- _Instructions for the task_: Write out each line exactly as given. Leave the pictures out of your copy.

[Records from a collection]
↓↓↓

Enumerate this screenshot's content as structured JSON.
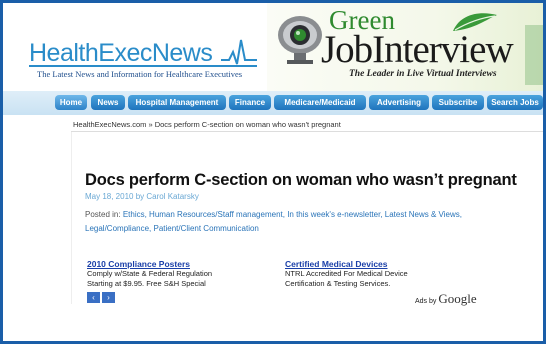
{
  "header": {
    "logo_health": "HealthExecNews",
    "logo_tagline": "The Latest News and Information for Healthcare Executives"
  },
  "ad_banner": {
    "brand_small": "Green",
    "brand_main": "JobInterview",
    "tagline": "The Leader in Live Virtual Interviews"
  },
  "nav": {
    "tabs": [
      {
        "label": "Home"
      },
      {
        "label": "News"
      },
      {
        "label": "Hospital Management"
      },
      {
        "label": "Finance"
      },
      {
        "label": "Medicare/Medicaid"
      },
      {
        "label": "Advertising"
      },
      {
        "label": "Subscribe"
      },
      {
        "label": "Search Jobs"
      }
    ]
  },
  "breadcrumb": "HealthExecNews.com » Docs perform C-section on woman who wasn't pregnant",
  "article": {
    "title": "Docs perform C-section on woman who wasn’t pregnant",
    "meta": "May 18, 2010 by Carol Katarsky",
    "posted_prefix": "Posted in:",
    "categories_line1": "Ethics, Human Resources/Staff management, In this week's e-newsletter, Latest News & Views,",
    "categories_line2": "Legal/Compliance, Patient/Client Communication"
  },
  "ads": {
    "ad1": {
      "title": "2010 Compliance Posters",
      "line1": "Comply w/State & Federal Regulation",
      "line2": "Starting at $9.95. Free S&H Special"
    },
    "ad2": {
      "title": "Certified Medical Devices",
      "line1": "NTRL Accredited For Medical Device",
      "line2": "Certification & Testing Services."
    },
    "ads_by": "Ads by",
    "google": "Google",
    "pager_prev": "‹",
    "pager_next": "›"
  }
}
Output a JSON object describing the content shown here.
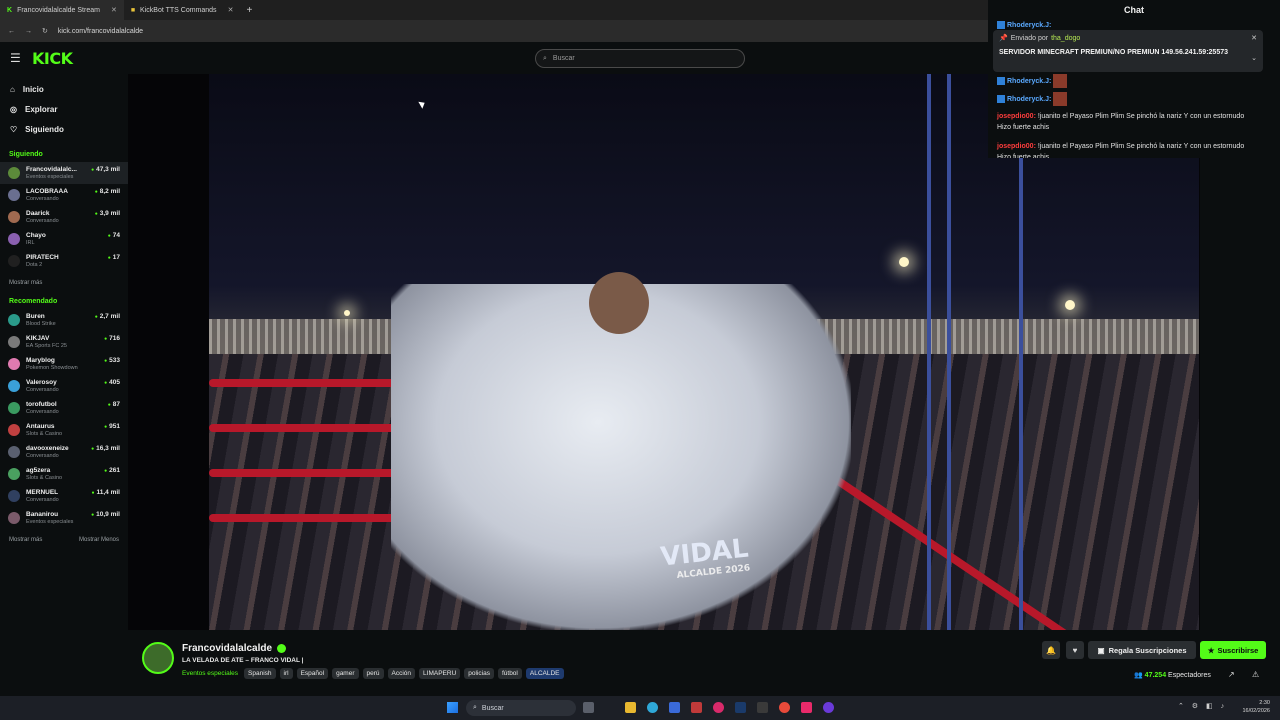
{
  "browser": {
    "tabs": [
      {
        "label": "Francovidalalcalde Stream",
        "icon": "kick-icon"
      },
      {
        "label": "KickBot TTS Commands",
        "icon": "bookmark-icon"
      }
    ],
    "url": "kick.com/francovidalalcalde"
  },
  "header": {
    "logo": "KICK",
    "search_placeholder": "Buscar"
  },
  "sidebar": {
    "nav": [
      {
        "label": "Inicio",
        "icon": "home-icon"
      },
      {
        "label": "Explorar",
        "icon": "compass-icon"
      },
      {
        "label": "Siguiendo",
        "icon": "heart-icon"
      }
    ],
    "following_title": "Siguiendo",
    "following": [
      {
        "name": "Francovidalalc...",
        "category": "Eventos especiales",
        "count": "47,3 mil",
        "color": "#5c8a3a"
      },
      {
        "name": "LACOBRAAA",
        "category": "Conversando",
        "count": "8,2 mil",
        "color": "#6a6f90"
      },
      {
        "name": "Daarick",
        "category": "Conversando",
        "count": "3,9 mil",
        "color": "#a06a50"
      },
      {
        "name": "Chayo",
        "category": "IRL",
        "count": "74",
        "color": "#8a60b0"
      },
      {
        "name": "PIRATECH",
        "category": "Dota 2",
        "count": "17",
        "color": "#202020"
      }
    ],
    "show_more": "Mostrar más",
    "recommended_title": "Recomendado",
    "recommended": [
      {
        "name": "Buren",
        "category": "Blood Strike",
        "count": "2,7 mil",
        "color": "#2a9a8a"
      },
      {
        "name": "KIKJAV",
        "category": "EA Sports FC 25",
        "count": "716",
        "color": "#7a7a7a"
      },
      {
        "name": "Maryblog",
        "category": "Pokemon Showdown",
        "count": "533",
        "color": "#e07ab0"
      },
      {
        "name": "Valerosoy",
        "category": "Conversando",
        "count": "405",
        "color": "#3aa0d8"
      },
      {
        "name": "torofutbol",
        "category": "Conversando",
        "count": "87",
        "color": "#3a9a60"
      },
      {
        "name": "Antaurus",
        "category": "Slots & Casino",
        "count": "951",
        "color": "#c04040"
      },
      {
        "name": "davooxeneize",
        "category": "Conversando",
        "count": "16,3 mil",
        "color": "#5a6070"
      },
      {
        "name": "ag5zera",
        "category": "Slots & Casino",
        "count": "261",
        "color": "#4aa060"
      },
      {
        "name": "MERNUEL",
        "category": "Conversando",
        "count": "11,4 mil",
        "color": "#304060"
      },
      {
        "name": "Bananirou",
        "category": "Eventos especiales",
        "count": "10,9 mil",
        "color": "#7a5a6a"
      }
    ],
    "show_more_2": "Mostrar más",
    "show_less": "Mostrar Menos"
  },
  "video": {
    "banner_line1": "VIDAL",
    "banner_line2": "ALCALDE 2026"
  },
  "chat": {
    "title": "Chat",
    "pinned_label": "Enviado por",
    "pinned_user": "tha_dogo",
    "pinned_message": "SERVIDOR MINECRAFT PREMIUN/NO PREMIUN 149.56.241.59:25573",
    "messages": [
      {
        "user": "Rhoderyck.J:",
        "text": "",
        "emote": true,
        "style": "blue"
      },
      {
        "user": "Rhoderyck.J:",
        "text": "",
        "emote": true,
        "style": "blue"
      },
      {
        "user": "josepdio00:",
        "text": "!juanito el Payaso Plim Plim Se pinchó la nariz Y con un estornudo Hizo fuerte achis",
        "emote": false,
        "style": "red"
      },
      {
        "user": "josepdio00:",
        "text": "!juanito el Payaso Plim Plim Se pinchó la nariz Y con un estornudo Hizo fuerte achis",
        "emote": false,
        "style": "red"
      }
    ]
  },
  "channel": {
    "name": "Francovidalalcalde",
    "title": "LA VELADA DE ATE – FRANCO VIDAL |",
    "category": "Eventos especiales",
    "tags": [
      "Spanish",
      "irl",
      "Español",
      "gamer",
      "perú",
      "Acción",
      "LIMAPERU",
      "policias",
      "fútbol",
      "ALCALDE"
    ],
    "gift_label": "Regala Suscripciones",
    "subscribe_label": "Suscribirse",
    "viewers": "47.254",
    "viewers_label": "Espectadores"
  },
  "taskbar": {
    "search_placeholder": "Buscar",
    "time": "2:30",
    "date": "16/02/2026"
  }
}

↑↑↑

- _Complete output_:
Enumerate this screenshot's content as structured JSON.
{
  "header": {
    "logo_health": "HealthExecNews",
    "logo_tagline": "The Latest News and Information for Healthcare Executives"
  },
  "ad_banner": {
    "brand_small": "Green",
    "brand_main": "JobInterview",
    "tagline": "The Leader in Live Virtual Interviews"
  },
  "nav": {
    "tabs": [
      {
        "label": "Home"
      },
      {
        "label": "News"
      },
      {
        "label": "Hospital Management"
      },
      {
        "label": "Finance"
      },
      {
        "label": "Medicare/Medicaid"
      },
      {
        "label": "Advertising"
      },
      {
        "label": "Subscribe"
      },
      {
        "label": "Search Jobs"
      }
    ]
  },
  "breadcrumb": "HealthExecNews.com » Docs perform C-section on woman who wasn't pregnant",
  "article": {
    "title": "Docs perform C-section on woman who wasn’t pregnant",
    "meta": "May 18, 2010 by Carol Katarsky",
    "posted_prefix": "Posted in:",
    "categories_line1": "Ethics, Human Resources/Staff management, In this week's e-newsletter, Latest News & Views,",
    "categories_line2": "Legal/Compliance, Patient/Client Communication"
  },
  "ads": {
    "ad1": {
      "title": "2010 Compliance Posters",
      "line1": "Comply w/State & Federal Regulation",
      "line2": "Starting at $9.95. Free S&H Special"
    },
    "ad2": {
      "title": "Certified Medical Devices",
      "line1": "NTRL Accredited For Medical Device",
      "line2": "Certification & Testing Services."
    },
    "ads_by": "Ads by",
    "google": "Google",
    "pager_prev": "‹",
    "pager_next": "›"
  }
}
Output a JSON object describing the content shown here.
{
  "browser": {
    "tabs": [
      {
        "label": "Francovidalalcalde Stream",
        "icon": "kick-icon"
      },
      {
        "label": "KickBot TTS Commands",
        "icon": "bookmark-icon"
      }
    ],
    "url": "kick.com/francovidalalcalde"
  },
  "header": {
    "logo": "KICK",
    "search_placeholder": "Buscar"
  },
  "sidebar": {
    "nav": [
      {
        "label": "Inicio",
        "icon": "home-icon"
      },
      {
        "label": "Explorar",
        "icon": "compass-icon"
      },
      {
        "label": "Siguiendo",
        "icon": "heart-icon"
      }
    ],
    "following_title": "Siguiendo",
    "following": [
      {
        "name": "Francovidalalc...",
        "category": "Eventos especiales",
        "count": "47,3 mil",
        "color": "#5c8a3a"
      },
      {
        "name": "LACOBRAAA",
        "category": "Conversando",
        "count": "8,2 mil",
        "color": "#6a6f90"
      },
      {
        "name": "Daarick",
        "category": "Conversando",
        "count": "3,9 mil",
        "color": "#a06a50"
      },
      {
        "name": "Chayo",
        "category": "IRL",
        "count": "74",
        "color": "#8a60b0"
      },
      {
        "name": "PIRATECH",
        "category": "Dota 2",
        "count": "17",
        "color": "#202020"
      }
    ],
    "show_more": "Mostrar más",
    "recommended_title": "Recomendado",
    "recommended": [
      {
        "name": "Buren",
        "category": "Blood Strike",
        "count": "2,7 mil",
        "color": "#2a9a8a"
      },
      {
        "name": "KIKJAV",
        "category": "EA Sports FC 25",
        "count": "716",
        "color": "#7a7a7a"
      },
      {
        "name": "Maryblog",
        "category": "Pokemon Showdown",
        "count": "533",
        "color": "#e07ab0"
      },
      {
        "name": "Valerosoy",
        "category": "Conversando",
        "count": "405",
        "color": "#3aa0d8"
      },
      {
        "name": "torofutbol",
        "category": "Conversando",
        "count": "87",
        "color": "#3a9a60"
      },
      {
        "name": "Antaurus",
        "category": "Slots & Casino",
        "count": "951",
        "color": "#c04040"
      },
      {
        "name": "davooxeneize",
        "category": "Conversando",
        "count": "16,3 mil",
        "color": "#5a6070"
      },
      {
        "name": "ag5zera",
        "category": "Slots & Casino",
        "count": "261",
        "color": "#4aa060"
      },
      {
        "name": "MERNUEL",
        "category": "Conversando",
        "count": "11,4 mil",
        "color": "#304060"
      },
      {
        "name": "Bananirou",
        "category": "Eventos especiales",
        "count": "10,9 mil",
        "color": "#7a5a6a"
      }
    ],
    "show_more_2": "Mostrar más",
    "show_less": "Mostrar Menos"
  },
  "video": {
    "banner_line1": "VIDAL",
    "banner_line2": "ALCALDE 2026"
  },
  "chat": {
    "title": "Chat",
    "pinned_label": "Enviado por",
    "pinned_user": "tha_dogo",
    "pinned_message": "SERVIDOR MINECRAFT PREMIUN/NO PREMIUN 149.56.241.59:25573",
    "messages": [
      {
        "user": "Rhoderyck.J:",
        "text": "",
        "emote": true,
        "style": "blue"
      },
      {
        "user": "Rhoderyck.J:",
        "text": "",
        "emote": true,
        "style": "blue"
      },
      {
        "user": "josepdio00:",
        "text": "!juanito el Payaso Plim Plim Se pinchó la nariz Y con un estornudo Hizo fuerte achis",
        "emote": false,
        "style": "red"
      },
      {
        "user": "josepdio00:",
        "text": "!juanito el Payaso Plim Plim Se pinchó la nariz Y con un estornudo Hizo fuerte achis",
        "emote": false,
        "style": "red"
      }
    ]
  },
  "channel": {
    "name": "Francovidalalcalde",
    "title": "LA VELADA DE ATE – FRANCO VIDAL |",
    "category": "Eventos especiales",
    "tags": [
      "Spanish",
      "irl",
      "Español",
      "gamer",
      "perú",
      "Acción",
      "LIMAPERU",
      "policias",
      "fútbol",
      "ALCALDE"
    ],
    "gift_label": "Regala Suscripciones",
    "subscribe_label": "Suscribirse",
    "viewers": "47.254",
    "viewers_label": "Espectadores"
  },
  "taskbar": {
    "search_placeholder": "Buscar",
    "time": "2:30",
    "date": "16/02/2026"
  }
}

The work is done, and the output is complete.